What the exercise asks: Extract each line of the records below that contains the word "Subscribers".

______

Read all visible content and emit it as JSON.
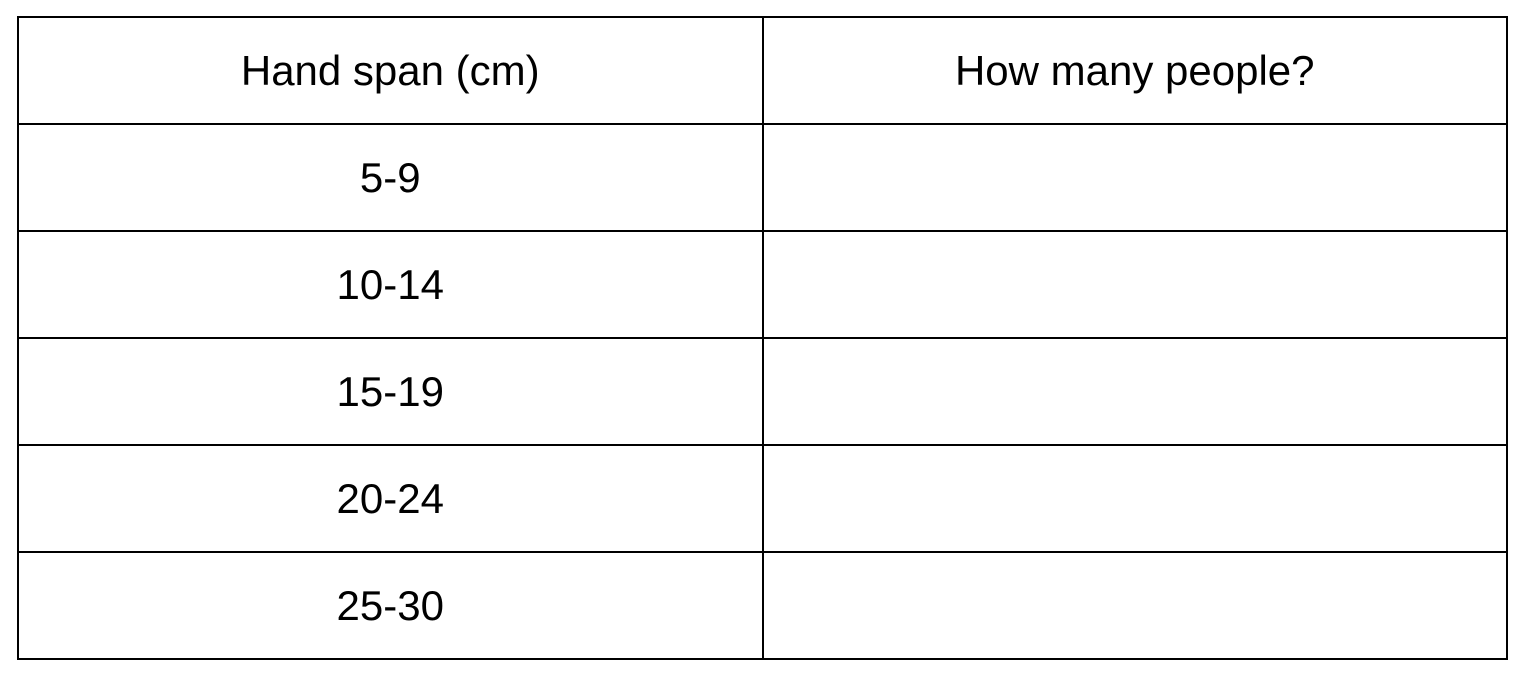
{
  "page": {
    "background_color": "#ffffff",
    "border_color": "#000000",
    "text_color": "#000000"
  },
  "table": {
    "header": {
      "col1": "Hand span (cm)",
      "col2": "How many people?"
    },
    "rows": [
      {
        "hand_span": "5-9",
        "count": ""
      },
      {
        "hand_span": "10-14",
        "count": ""
      },
      {
        "hand_span": "15-19",
        "count": ""
      },
      {
        "hand_span": "20-24",
        "count": ""
      },
      {
        "hand_span": "25-30",
        "count": ""
      }
    ]
  }
}
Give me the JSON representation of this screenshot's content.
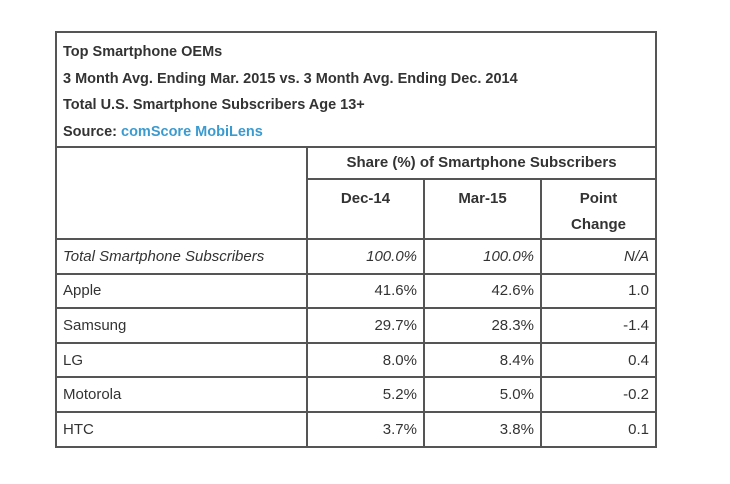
{
  "header": {
    "title": "Top Smartphone OEMs",
    "subtitle": "3 Month Avg. Ending Mar. 2015 vs. 3 Month Avg. Ending Dec. 2014",
    "population": "Total U.S. Smartphone Subscribers Age 13+",
    "source_label": "Source: ",
    "source_name": "comScore MobiLens"
  },
  "colors": {
    "link": "#3a9bd0",
    "border": "#555555",
    "text": "#333333"
  },
  "table": {
    "group_header": "Share (%) of Smartphone Subscribers",
    "columns": [
      "Dec-14",
      "Mar-15",
      "Point",
      "Change"
    ],
    "rows": [
      {
        "label": "Total Smartphone Subscribers",
        "dec14": "100.0%",
        "mar15": "100.0%",
        "change": "N/A"
      },
      {
        "label": "Apple",
        "dec14": "41.6%",
        "mar15": "42.6%",
        "change": "1.0"
      },
      {
        "label": "Samsung",
        "dec14": "29.7%",
        "mar15": "28.3%",
        "change": "-1.4"
      },
      {
        "label": "LG",
        "dec14": "8.0%",
        "mar15": "8.4%",
        "change": "0.4"
      },
      {
        "label": "Motorola",
        "dec14": "5.2%",
        "mar15": "5.0%",
        "change": "-0.2"
      },
      {
        "label": "HTC",
        "dec14": "3.7%",
        "mar15": "3.8%",
        "change": "0.1"
      }
    ]
  }
}
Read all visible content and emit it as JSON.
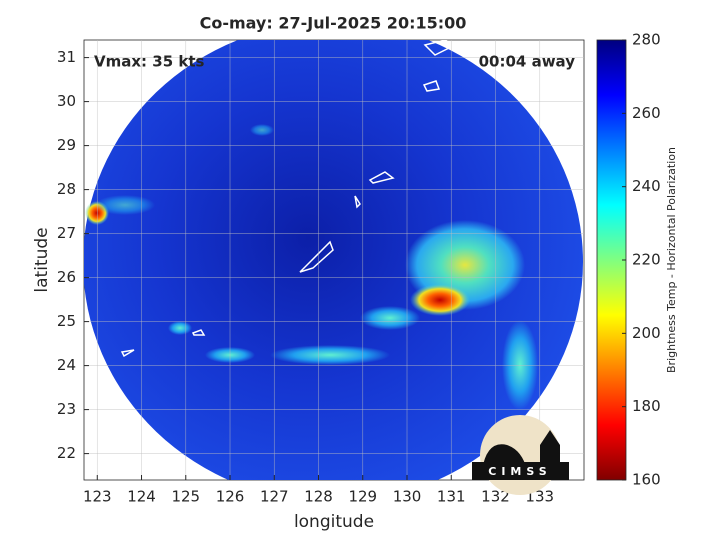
{
  "chart_data": {
    "type": "image",
    "title": "Co-may: 27-Jul-2025 20:15:00",
    "annotations": [
      "Vmax: 35 kts",
      "00:04 away"
    ],
    "xlabel": "longitude",
    "ylabel": "latitude",
    "xlim": [
      122.7,
      134
    ],
    "ylim": [
      21.4,
      31.4
    ],
    "xticks": [
      123,
      124,
      125,
      126,
      127,
      128,
      129,
      130,
      131,
      132,
      133
    ],
    "yticks": [
      22,
      23,
      24,
      25,
      26,
      27,
      28,
      29,
      30,
      31
    ],
    "grid": true,
    "colorbar": {
      "label": "Brightness Temp - Horizontal Polarization",
      "lim": [
        160,
        280
      ],
      "ticks": [
        160,
        180,
        200,
        220,
        240,
        260,
        280
      ]
    },
    "logo": "CIMSS"
  }
}
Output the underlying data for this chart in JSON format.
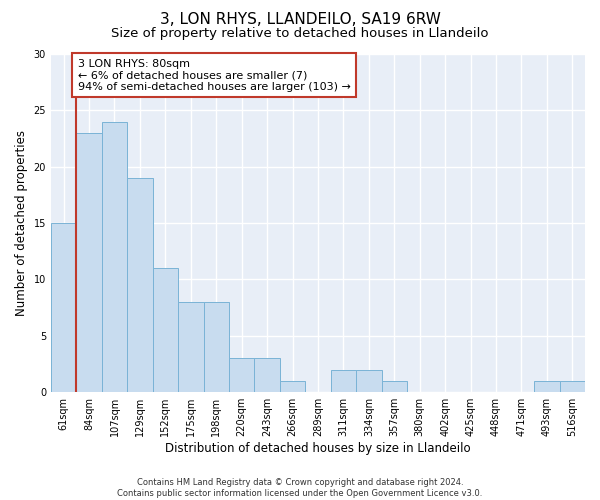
{
  "title": "3, LON RHYS, LLANDEILO, SA19 6RW",
  "subtitle": "Size of property relative to detached houses in Llandeilo",
  "xlabel": "Distribution of detached houses by size in Llandeilo",
  "ylabel": "Number of detached properties",
  "categories": [
    "61sqm",
    "84sqm",
    "107sqm",
    "129sqm",
    "152sqm",
    "175sqm",
    "198sqm",
    "220sqm",
    "243sqm",
    "266sqm",
    "289sqm",
    "311sqm",
    "334sqm",
    "357sqm",
    "380sqm",
    "402sqm",
    "425sqm",
    "448sqm",
    "471sqm",
    "493sqm",
    "516sqm"
  ],
  "values": [
    15,
    23,
    24,
    19,
    11,
    8,
    8,
    3,
    3,
    1,
    0,
    2,
    2,
    1,
    0,
    0,
    0,
    0,
    0,
    1,
    1
  ],
  "bar_color": "#c8dcef",
  "bar_edgecolor": "#7ab3d6",
  "vline_color": "#c0392b",
  "vline_x_index": 0.5,
  "annotation_line1": "3 LON RHYS: 80sqm",
  "annotation_line2": "← 6% of detached houses are smaller (7)",
  "annotation_line3": "94% of semi-detached houses are larger (103) →",
  "annotation_box_facecolor": "#ffffff",
  "annotation_box_edgecolor": "#c0392b",
  "ylim_max": 30,
  "yticks": [
    0,
    5,
    10,
    15,
    20,
    25,
    30
  ],
  "footer_line1": "Contains HM Land Registry data © Crown copyright and database right 2024.",
  "footer_line2": "Contains public sector information licensed under the Open Government Licence v3.0.",
  "plot_bg_color": "#e8eef7",
  "grid_color": "#ffffff",
  "title_fontsize": 11,
  "subtitle_fontsize": 9.5,
  "axis_label_fontsize": 8.5,
  "tick_fontsize": 7,
  "annotation_fontsize": 8,
  "footer_fontsize": 6
}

______

Final answer:
    "population": "Total U.S. Smartphone Subscribers Age 13+",
    "group_header": "Share (%) of Smartphone Subscribers",
        "label": "Total Smartphone Subscribers",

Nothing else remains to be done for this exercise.